→ Direction: The entries below are to be transcribed in full, without their images.

Records
begin

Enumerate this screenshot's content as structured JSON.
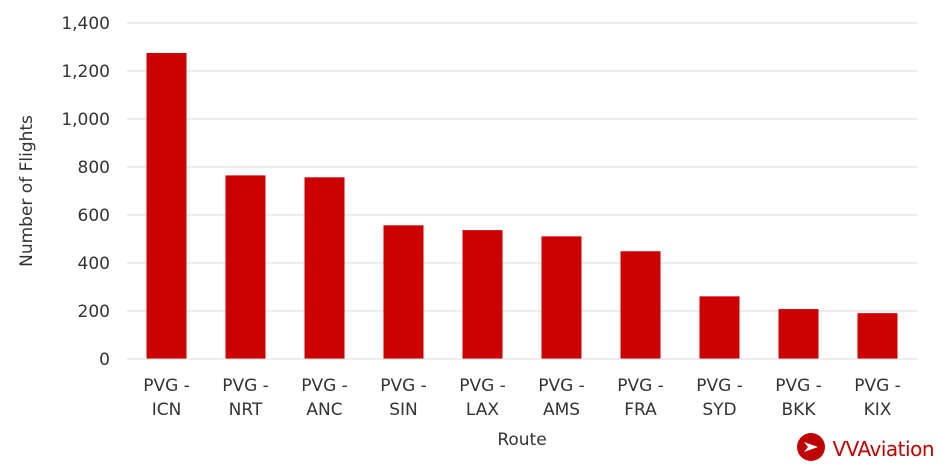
{
  "chart_data": {
    "type": "bar",
    "categories": [
      [
        "PVG -",
        "ICN"
      ],
      [
        "PVG -",
        "NRT"
      ],
      [
        "PVG -",
        "ANC"
      ],
      [
        "PVG -",
        "SIN"
      ],
      [
        "PVG -",
        "LAX"
      ],
      [
        "PVG -",
        "AMS"
      ],
      [
        "PVG -",
        "FRA"
      ],
      [
        "PVG -",
        "SYD"
      ],
      [
        "PVG -",
        "BKK"
      ],
      [
        "PVG -",
        "KIX"
      ]
    ],
    "values": [
      1275,
      765,
      757,
      557,
      537,
      511,
      449,
      261,
      208,
      191
    ],
    "xlabel": "Route",
    "ylabel": "Number of Flights",
    "ylim": [
      0,
      1400
    ],
    "yticks": [
      0,
      200,
      400,
      600,
      800,
      1000,
      1200,
      1400
    ],
    "ytick_labels": [
      "0",
      "200",
      "400",
      "600",
      "800",
      "1,000",
      "1,200",
      "1,400"
    ],
    "grid": true,
    "bar_color": "#cc0000",
    "grid_color": "#d9d9d9"
  },
  "logo": {
    "text": "VVAviation",
    "color": "#c00000",
    "icon": "vv-aviation-logo-icon"
  }
}
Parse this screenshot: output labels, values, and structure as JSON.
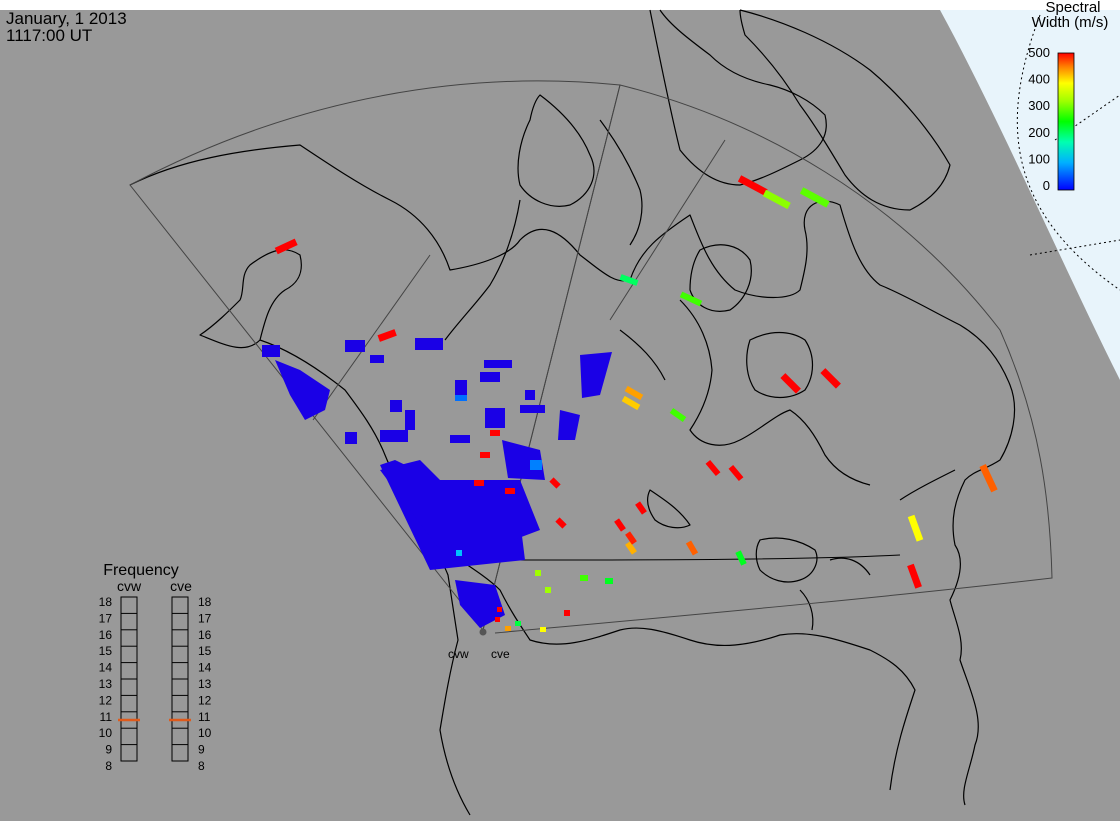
{
  "header": {
    "date": "January, 1 2013",
    "time": "1117:00 UT"
  },
  "legend": {
    "title_line1": "Spectral",
    "title_line2": "Width (m/s)",
    "ticks": [
      "500",
      "400",
      "300",
      "200",
      "100",
      "0"
    ]
  },
  "frequency": {
    "title": "Frequency",
    "radar_left": "cvw",
    "radar_right": "cve",
    "ticks": [
      "18",
      "17",
      "16",
      "15",
      "14",
      "13",
      "12",
      "11",
      "10",
      "9",
      "8"
    ],
    "cvw_value": 10.5,
    "cve_value": 10.5
  },
  "radar_labels": {
    "cvw": "cvw",
    "cve": "cve"
  },
  "colors": {
    "background": "#999999",
    "daylight": "#e8f4fb",
    "coast": "#000000",
    "frequency_marker": "#e05a1a",
    "scale": [
      "#0000ff",
      "#00a0ff",
      "#00ffc0",
      "#00ff00",
      "#a0ff00",
      "#ffff00",
      "#ffa000",
      "#ff4000",
      "#ff0000"
    ]
  }
}
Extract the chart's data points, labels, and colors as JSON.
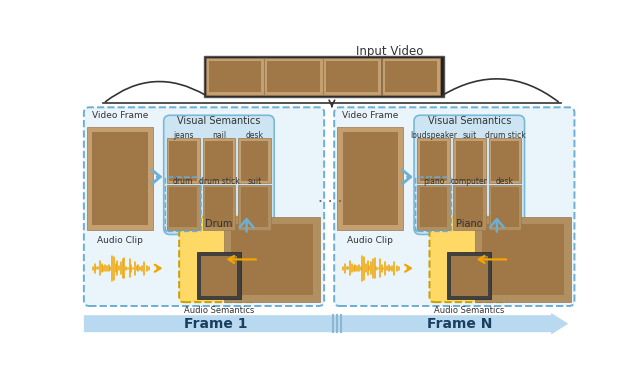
{
  "title": "Input Video",
  "frame1_label": "Frame 1",
  "frameN_label": "Frame N",
  "video_frame_label": "Video Frame",
  "audio_clip_label": "Audio Clip",
  "visual_semantics_label": "Visual Semantics",
  "audio_semantics_label": "Audio Semantics",
  "frame1_visual_tags_row1": [
    "jeans",
    "nail",
    "desk"
  ],
  "frame1_visual_tags_row2": [
    "drum",
    "drum stick",
    "suit"
  ],
  "frameN_visual_tags_row1": [
    "loudspeaker",
    "suit",
    "drum stick"
  ],
  "frameN_visual_tags_row2": [
    "piano",
    "computer",
    "desk"
  ],
  "frame1_audio_label": "Drum",
  "frameN_audio_label": "Piano",
  "bg_color": "#ffffff",
  "outer_box_edge": "#6baed6",
  "outer_box_fill": "#eaf4fb",
  "visual_sem_edge": "#7ab8d8",
  "visual_sem_fill": "#cde4f2",
  "audio_sem_edge": "#c8a000",
  "audio_sem_fill": "#ffd966",
  "arrow_blue": "#6baed6",
  "arrow_gold": "#f0a500",
  "bottom_arrow": "#b8d9ef",
  "sepia_light": "#d4b483",
  "sepia_dark": "#9b7a4a",
  "text_dark": "#333333",
  "text_medium": "#444444",
  "brace_color": "#333333",
  "dots_color": "#666666",
  "video_strip_bg": "#222222",
  "video_strip_border": "#555555",
  "highlight_box_edge": "#6baed6"
}
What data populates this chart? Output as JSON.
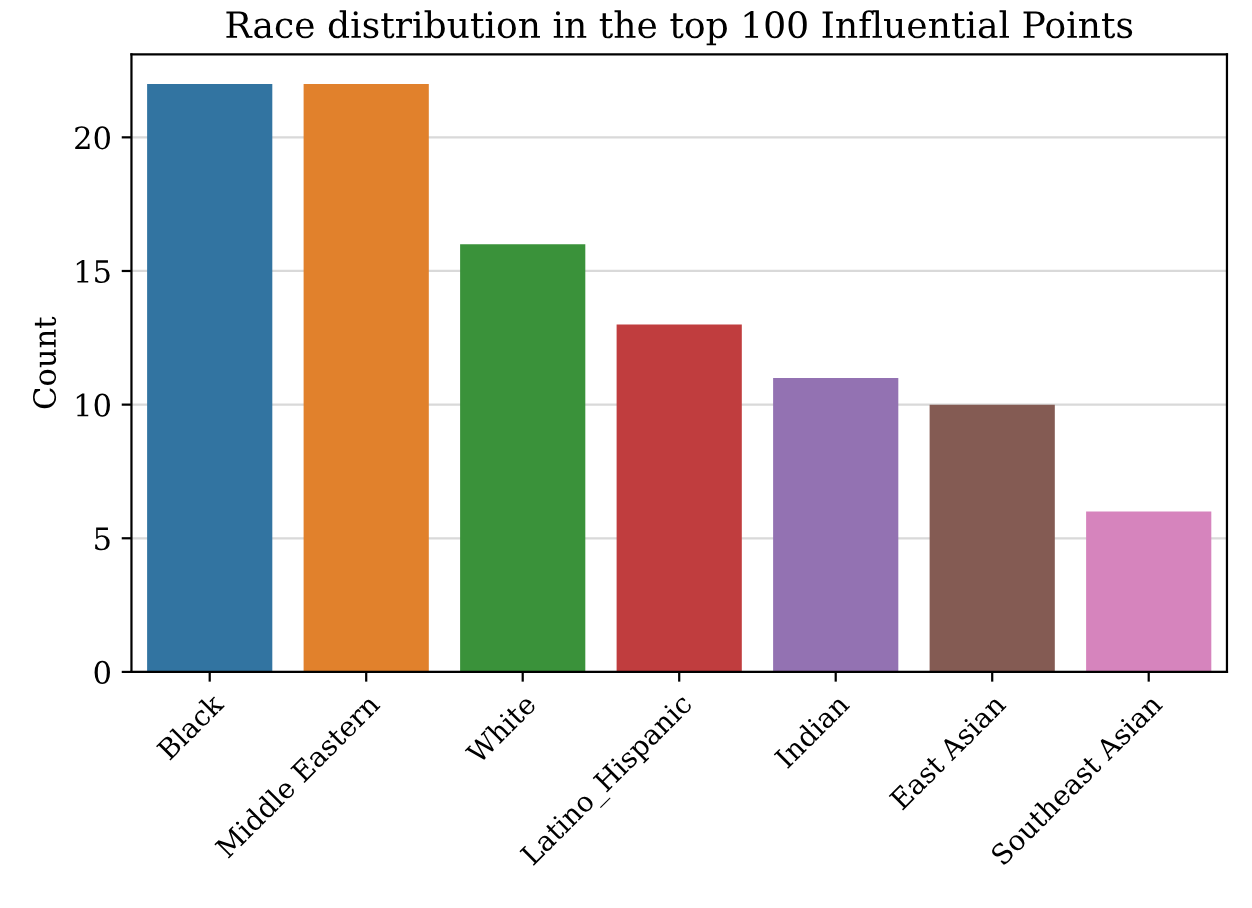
{
  "chart_data": {
    "type": "bar",
    "title": "Race distribution in the top 100 Influential Points",
    "ylabel": "Count",
    "categories": [
      "Black",
      "Middle Eastern",
      "White",
      "Latino_Hispanic",
      "Indian",
      "East Asian",
      "Southeast Asian"
    ],
    "values": [
      22,
      22,
      16,
      13,
      11,
      10,
      6
    ],
    "colors": [
      "#3274a1",
      "#e1812c",
      "#3a923a",
      "#c03d3e",
      "#9372b2",
      "#845b53",
      "#d684bd"
    ],
    "ylim": [
      0,
      23.1
    ],
    "yticks": [
      0,
      5,
      10,
      15,
      20
    ],
    "grid": "y",
    "legend": false
  }
}
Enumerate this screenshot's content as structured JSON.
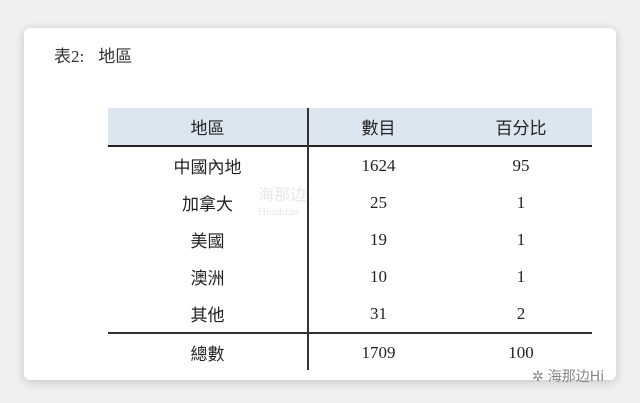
{
  "caption": {
    "label": "表2:",
    "title": "地區"
  },
  "table": {
    "headers": [
      "地區",
      "數目",
      "百分比"
    ],
    "rows": [
      [
        "中國內地",
        "1624",
        "95"
      ],
      [
        "加拿大",
        "25",
        "1"
      ],
      [
        "美國",
        "19",
        "1"
      ],
      [
        "澳洲",
        "10",
        "1"
      ],
      [
        "其他",
        "31",
        "2"
      ]
    ],
    "total": [
      "總數",
      "1709",
      "100"
    ]
  },
  "watermark": {
    "cn": "海那边",
    "en": "Hinabian"
  },
  "brand": {
    "icon": "wechat-icon",
    "text": "海那边Hi"
  },
  "colors": {
    "header_bg": "#dce6f1"
  }
}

end

→ Exercise response:
Enumerate this screenshot's content as structured JSON.
{
  "chart_data": {
    "type": "bar",
    "categories": [
      [
        "PVG -",
        "ICN"
      ],
      [
        "PVG -",
        "NRT"
      ],
      [
        "PVG -",
        "ANC"
      ],
      [
        "PVG -",
        "SIN"
      ],
      [
        "PVG -",
        "LAX"
      ],
      [
        "PVG -",
        "AMS"
      ],
      [
        "PVG -",
        "FRA"
      ],
      [
        "PVG -",
        "SYD"
      ],
      [
        "PVG -",
        "BKK"
      ],
      [
        "PVG -",
        "KIX"
      ]
    ],
    "values": [
      1275,
      765,
      757,
      557,
      537,
      511,
      449,
      261,
      208,
      191
    ],
    "xlabel": "Route",
    "ylabel": "Number of Flights",
    "ylim": [
      0,
      1400
    ],
    "yticks": [
      0,
      200,
      400,
      600,
      800,
      1000,
      1200,
      1400
    ],
    "ytick_labels": [
      "0",
      "200",
      "400",
      "600",
      "800",
      "1,000",
      "1,200",
      "1,400"
    ],
    "grid": true,
    "bar_color": "#cc0000",
    "grid_color": "#d9d9d9"
  },
  "logo": {
    "text": "VVAviation",
    "color": "#c00000",
    "icon": "vv-aviation-logo-icon"
  }
}
Parse this screenshot: output labels, values, and structure as JSON.
{
  "header": {
    "date": "January, 1 2013",
    "time": "1117:00 UT"
  },
  "legend": {
    "title_line1": "Spectral",
    "title_line2": "Width (m/s)",
    "ticks": [
      "500",
      "400",
      "300",
      "200",
      "100",
      "0"
    ]
  },
  "frequency": {
    "title": "Frequency",
    "radar_left": "cvw",
    "radar_right": "cve",
    "ticks": [
      "18",
      "17",
      "16",
      "15",
      "14",
      "13",
      "12",
      "11",
      "10",
      "9",
      "8"
    ],
    "cvw_value": 10.5,
    "cve_value": 10.5
  },
  "radar_labels": {
    "cvw": "cvw",
    "cve": "cve"
  },
  "colors": {
    "background": "#999999",
    "daylight": "#e8f4fb",
    "coast": "#000000",
    "frequency_marker": "#e05a1a",
    "scale": [
      "#0000ff",
      "#00a0ff",
      "#00ffc0",
      "#00ff00",
      "#a0ff00",
      "#ffff00",
      "#ffa000",
      "#ff4000",
      "#ff0000"
    ]
  }
}
Extract the chart's data points, labels, and colors as JSON.
{
  "title": "Input Video",
  "frame1_label": "Frame 1",
  "frameN_label": "Frame N",
  "video_frame_label": "Video Frame",
  "audio_clip_label": "Audio Clip",
  "visual_semantics_label": "Visual Semantics",
  "audio_semantics_label": "Audio Semantics",
  "frame1_visual_tags_row1": [
    "jeans",
    "nail",
    "desk"
  ],
  "frame1_visual_tags_row2": [
    "drum",
    "drum stick",
    "suit"
  ],
  "frameN_visual_tags_row1": [
    "loudspeaker",
    "suit",
    "drum stick"
  ],
  "frameN_visual_tags_row2": [
    "piano",
    "computer",
    "desk"
  ],
  "frame1_audio_label": "Drum",
  "frameN_audio_label": "Piano",
  "bg_color": "#ffffff",
  "outer_box_edge": "#6baed6",
  "outer_box_fill": "#eaf4fb",
  "visual_sem_edge": "#7ab8d8",
  "visual_sem_fill": "#cde4f2",
  "audio_sem_edge": "#c8a000",
  "audio_sem_fill": "#ffd966",
  "arrow_blue": "#6baed6",
  "arrow_gold": "#f0a500",
  "bottom_arrow": "#b8d9ef",
  "sepia_light": "#d4b483",
  "sepia_dark": "#9b7a4a",
  "text_dark": "#333333",
  "text_medium": "#444444",
  "brace_color": "#333333",
  "dots_color": "#666666",
  "video_strip_bg": "#222222",
  "video_strip_border": "#555555",
  "highlight_box_edge": "#6baed6"
}
What data populates this chart? Output as JSON.
{
  "chart_data": {
    "type": "bar",
    "title": "Race distribution in the top 100 Influential Points",
    "ylabel": "Count",
    "categories": [
      "Black",
      "Middle Eastern",
      "White",
      "Latino_Hispanic",
      "Indian",
      "East Asian",
      "Southeast Asian"
    ],
    "values": [
      22,
      22,
      16,
      13,
      11,
      10,
      6
    ],
    "colors": [
      "#3274a1",
      "#e1812c",
      "#3a923a",
      "#c03d3e",
      "#9372b2",
      "#845b53",
      "#d684bd"
    ],
    "ylim": [
      0,
      23.1
    ],
    "yticks": [
      0,
      5,
      10,
      15,
      20
    ],
    "grid": "y",
    "legend": false
  }
}
Enumerate this screenshot's content as structured JSON.
{
  "caption": {
    "label": "表2:",
    "title": "地區"
  },
  "table": {
    "headers": [
      "地區",
      "數目",
      "百分比"
    ],
    "rows": [
      [
        "中國內地",
        "1624",
        "95"
      ],
      [
        "加拿大",
        "25",
        "1"
      ],
      [
        "美國",
        "19",
        "1"
      ],
      [
        "澳洲",
        "10",
        "1"
      ],
      [
        "其他",
        "31",
        "2"
      ]
    ],
    "total": [
      "總數",
      "1709",
      "100"
    ]
  },
  "watermark": {
    "cn": "海那边",
    "en": "Hinabian"
  },
  "brand": {
    "icon": "wechat-icon",
    "text": "海那边Hi"
  },
  "colors": {
    "header_bg": "#dce6f1"
  }
}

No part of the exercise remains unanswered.